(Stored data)
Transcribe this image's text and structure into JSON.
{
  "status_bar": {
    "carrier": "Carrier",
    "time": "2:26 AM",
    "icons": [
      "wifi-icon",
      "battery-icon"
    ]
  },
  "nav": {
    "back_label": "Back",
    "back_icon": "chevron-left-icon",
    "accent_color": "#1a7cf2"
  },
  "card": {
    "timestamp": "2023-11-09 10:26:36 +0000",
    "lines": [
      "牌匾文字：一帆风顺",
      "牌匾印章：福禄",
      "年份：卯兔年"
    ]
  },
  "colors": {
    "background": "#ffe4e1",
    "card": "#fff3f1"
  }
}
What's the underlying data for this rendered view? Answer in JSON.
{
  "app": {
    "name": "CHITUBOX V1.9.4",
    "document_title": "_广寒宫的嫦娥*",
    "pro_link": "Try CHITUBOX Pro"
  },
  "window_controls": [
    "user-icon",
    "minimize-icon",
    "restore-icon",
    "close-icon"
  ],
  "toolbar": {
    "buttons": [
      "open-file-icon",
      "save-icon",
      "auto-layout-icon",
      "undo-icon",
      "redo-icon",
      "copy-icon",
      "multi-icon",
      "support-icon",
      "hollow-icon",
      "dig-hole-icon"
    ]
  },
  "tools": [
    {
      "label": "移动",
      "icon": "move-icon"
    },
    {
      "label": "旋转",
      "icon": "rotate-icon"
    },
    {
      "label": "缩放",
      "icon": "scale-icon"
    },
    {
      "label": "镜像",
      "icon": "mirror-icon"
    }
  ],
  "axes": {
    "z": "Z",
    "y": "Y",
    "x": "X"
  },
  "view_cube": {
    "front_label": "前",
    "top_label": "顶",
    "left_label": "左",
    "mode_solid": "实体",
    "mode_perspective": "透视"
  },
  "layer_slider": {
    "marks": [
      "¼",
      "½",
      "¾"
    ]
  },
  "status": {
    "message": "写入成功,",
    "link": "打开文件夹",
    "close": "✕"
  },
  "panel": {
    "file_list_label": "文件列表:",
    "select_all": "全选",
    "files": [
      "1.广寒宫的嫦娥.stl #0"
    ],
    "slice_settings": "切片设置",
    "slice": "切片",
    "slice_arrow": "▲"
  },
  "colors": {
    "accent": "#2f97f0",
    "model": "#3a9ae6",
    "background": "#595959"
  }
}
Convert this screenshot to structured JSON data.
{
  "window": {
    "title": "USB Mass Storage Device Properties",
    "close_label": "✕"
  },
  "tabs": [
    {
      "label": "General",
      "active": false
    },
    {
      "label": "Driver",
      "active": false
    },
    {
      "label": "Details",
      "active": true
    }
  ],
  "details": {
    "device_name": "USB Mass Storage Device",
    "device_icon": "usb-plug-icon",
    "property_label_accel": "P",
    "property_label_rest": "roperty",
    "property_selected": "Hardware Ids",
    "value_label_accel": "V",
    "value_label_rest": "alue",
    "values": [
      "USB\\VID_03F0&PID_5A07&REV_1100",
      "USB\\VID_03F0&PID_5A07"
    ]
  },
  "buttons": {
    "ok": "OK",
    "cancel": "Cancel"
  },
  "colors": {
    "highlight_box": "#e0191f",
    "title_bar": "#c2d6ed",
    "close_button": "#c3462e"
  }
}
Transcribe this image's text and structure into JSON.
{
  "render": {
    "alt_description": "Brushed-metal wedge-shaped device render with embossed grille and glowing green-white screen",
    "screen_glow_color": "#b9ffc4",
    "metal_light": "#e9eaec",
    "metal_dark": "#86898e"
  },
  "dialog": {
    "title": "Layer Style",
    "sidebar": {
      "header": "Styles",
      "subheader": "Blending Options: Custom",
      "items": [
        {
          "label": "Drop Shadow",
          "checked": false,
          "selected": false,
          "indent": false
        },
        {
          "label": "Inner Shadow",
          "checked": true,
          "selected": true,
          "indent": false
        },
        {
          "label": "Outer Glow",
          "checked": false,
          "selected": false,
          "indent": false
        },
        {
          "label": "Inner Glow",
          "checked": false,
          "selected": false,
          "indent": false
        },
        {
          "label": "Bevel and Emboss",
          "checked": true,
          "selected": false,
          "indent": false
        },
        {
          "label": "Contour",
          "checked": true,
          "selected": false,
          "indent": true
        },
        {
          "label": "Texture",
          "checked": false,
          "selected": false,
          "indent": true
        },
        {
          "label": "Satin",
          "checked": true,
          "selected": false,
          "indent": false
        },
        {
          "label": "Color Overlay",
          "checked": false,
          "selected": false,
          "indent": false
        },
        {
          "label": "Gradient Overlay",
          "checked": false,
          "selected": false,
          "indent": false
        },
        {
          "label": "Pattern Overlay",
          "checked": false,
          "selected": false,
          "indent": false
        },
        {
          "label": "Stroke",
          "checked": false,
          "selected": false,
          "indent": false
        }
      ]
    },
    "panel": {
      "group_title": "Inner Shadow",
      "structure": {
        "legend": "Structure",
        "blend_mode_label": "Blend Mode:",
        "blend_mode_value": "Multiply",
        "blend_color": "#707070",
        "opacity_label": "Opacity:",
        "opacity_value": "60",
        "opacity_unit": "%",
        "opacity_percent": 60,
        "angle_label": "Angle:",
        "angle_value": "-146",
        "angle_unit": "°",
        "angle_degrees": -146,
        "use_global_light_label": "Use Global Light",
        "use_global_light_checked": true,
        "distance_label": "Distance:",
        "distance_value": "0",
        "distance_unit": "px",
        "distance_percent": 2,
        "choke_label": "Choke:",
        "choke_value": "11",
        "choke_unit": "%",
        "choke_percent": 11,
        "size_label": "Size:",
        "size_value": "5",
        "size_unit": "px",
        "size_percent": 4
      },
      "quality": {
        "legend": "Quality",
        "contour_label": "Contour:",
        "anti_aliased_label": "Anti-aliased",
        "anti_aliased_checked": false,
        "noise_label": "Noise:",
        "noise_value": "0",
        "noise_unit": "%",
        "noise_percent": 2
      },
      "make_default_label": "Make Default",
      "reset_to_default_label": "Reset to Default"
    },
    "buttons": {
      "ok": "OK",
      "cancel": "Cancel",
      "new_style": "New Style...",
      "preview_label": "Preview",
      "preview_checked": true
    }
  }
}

**JOB**
Please restate the records in full, word for word.

**FULL SOLUTION**
Transcribe this image's text and structure into JSON.
{
  "status_bar": {
    "carrier": "Carrier",
    "time": "2:26 AM",
    "icons": [
      "wifi-icon",
      "battery-icon"
    ]
  },
  "nav": {
    "back_label": "Back",
    "back_icon": "chevron-left-icon",
    "accent_color": "#1a7cf2"
  },
  "card": {
    "timestamp": "2023-11-09 10:26:36 +0000",
    "lines": [
      "牌匾文字：一帆风顺",
      "牌匾印章：福禄",
      "年份：卯兔年"
    ]
  },
  "colors": {
    "background": "#ffe4e1",
    "card": "#fff3f1"
  }
}
What's the underlying data for this rendered view? Answer in JSON.
{
  "app": {
    "name": "CHITUBOX V1.9.4",
    "document_title": "_广寒宫的嫦娥*",
    "pro_link": "Try CHITUBOX Pro"
  },
  "window_controls": [
    "user-icon",
    "minimize-icon",
    "restore-icon",
    "close-icon"
  ],
  "toolbar": {
    "buttons": [
      "open-file-icon",
      "save-icon",
      "auto-layout-icon",
      "undo-icon",
      "redo-icon",
      "copy-icon",
      "multi-icon",
      "support-icon",
      "hollow-icon",
      "dig-hole-icon"
    ]
  },
  "tools": [
    {
      "label": "移动",
      "icon": "move-icon"
    },
    {
      "label": "旋转",
      "icon": "rotate-icon"
    },
    {
      "label": "缩放",
      "icon": "scale-icon"
    },
    {
      "label": "镜像",
      "icon": "mirror-icon"
    }
  ],
  "axes": {
    "z": "Z",
    "y": "Y",
    "x": "X"
  },
  "view_cube": {
    "front_label": "前",
    "top_label": "顶",
    "left_label": "左",
    "mode_solid": "实体",
    "mode_perspective": "透视"
  },
  "layer_slider": {
    "marks": [
      "¼",
      "½",
      "¾"
    ]
  },
  "status": {
    "message": "写入成功,",
    "link": "打开文件夹",
    "close": "✕"
  },
  "panel": {
    "file_list_label": "文件列表:",
    "select_all": "全选",
    "files": [
      "1.广寒宫的嫦娥.stl #0"
    ],
    "slice_settings": "切片设置",
    "slice": "切片",
    "slice_arrow": "▲"
  },
  "colors": {
    "accent": "#2f97f0",
    "model": "#3a9ae6",
    "background": "#595959"
  }
}
Convert this screenshot to structured JSON data.
{
  "window": {
    "title": "USB Mass Storage Device Properties",
    "close_label": "✕"
  },
  "tabs": [
    {
      "label": "General",
      "active": false
    },
    {
      "label": "Driver",
      "active": false
    },
    {
      "label": "Details",
      "active": true
    }
  ],
  "details": {
    "device_name": "USB Mass Storage Device",
    "device_icon": "usb-plug-icon",
    "property_label_accel": "P",
    "property_label_rest": "roperty",
    "property_selected": "Hardware Ids",
    "value_label_accel": "V",
    "value_label_rest": "alue",
    "values": [
      "USB\\VID_03F0&PID_5A07&REV_1100",
      "USB\\VID_03F0&PID_5A07"
    ]
  },
  "buttons": {
    "ok": "OK",
    "cancel": "Cancel"
  },
  "colors": {
    "highlight_box": "#e0191f",
    "title_bar": "#c2d6ed",
    "close_button": "#c3462e"
  }
}
Transcribe this image's text and structure into JSON.
{
  "render": {
    "alt_description": "Brushed-metal wedge-shaped device render with embossed grille and glowing green-white screen",
    "screen_glow_color": "#b9ffc4",
    "metal_light": "#e9eaec",
    "metal_dark": "#86898e"
  },
  "dialog": {
    "title": "Layer Style",
    "sidebar": {
      "header": "Styles",
      "subheader": "Blending Options: Custom",
      "items": [
        {
          "label": "Drop Shadow",
          "checked": false,
          "selected": false,
          "indent": false
        },
        {
          "label": "Inner Shadow",
          "checked": true,
          "selected": true,
          "indent": false
        },
        {
          "label": "Outer Glow",
          "checked": false,
          "selected": false,
          "indent": false
        },
        {
          "label": "Inner Glow",
          "checked": false,
          "selected": false,
          "indent": false
        },
        {
          "label": "Bevel and Emboss",
          "checked": true,
          "selected": false,
          "indent": false
        },
        {
          "label": "Contour",
          "checked": true,
          "selected": false,
          "indent": true
        },
        {
          "label": "Texture",
          "checked": false,
          "selected": false,
          "indent": true
        },
        {
          "label": "Satin",
          "checked": true,
          "selected": false,
          "indent": false
        },
        {
          "label": "Color Overlay",
          "checked": false,
          "selected": false,
          "indent": false
        },
        {
          "label": "Gradient Overlay",
          "checked": false,
          "selected": false,
          "indent": false
        },
        {
          "label": "Pattern Overlay",
          "checked": false,
          "selected": false,
          "indent": false
        },
        {
          "label": "Stroke",
          "checked": false,
          "selected": false,
          "indent": false
        }
      ]
    },
    "panel": {
      "group_title": "Inner Shadow",
      "structure": {
        "legend": "Structure",
        "blend_mode_label": "Blend Mode:",
        "blend_mode_value": "Multiply",
        "blend_color": "#707070",
        "opacity_label": "Opacity:",
        "opacity_value": "60",
        "opacity_unit": "%",
        "opacity_percent": 60,
        "angle_label": "Angle:",
        "angle_value": "-146",
        "angle_unit": "°",
        "angle_degrees": -146,
        "use_global_light_label": "Use Global Light",
        "use_global_light_checked": true,
        "distance_label": "Distance:",
        "distance_value": "0",
        "distance_unit": "px",
        "distance_percent": 2,
        "choke_label": "Choke:",
        "choke_value": "11",
        "choke_unit": "%",
        "choke_percent": 11,
        "size_label": "Size:",
        "size_value": "5",
        "size_unit": "px",
        "size_percent": 4
      },
      "quality": {
        "legend": "Quality",
        "contour_label": "Contour:",
        "anti_aliased_label": "Anti-aliased",
        "anti_aliased_checked": false,
        "noise_label": "Noise:",
        "noise_value": "0",
        "noise_unit": "%",
        "noise_percent": 2
      },
      "make_default_label": "Make Default",
      "reset_to_default_label": "Reset to Default"
    },
    "buttons": {
      "ok": "OK",
      "cancel": "Cancel",
      "new_style": "New Style...",
      "preview_label": "Preview",
      "preview_checked": true
    }
  }
}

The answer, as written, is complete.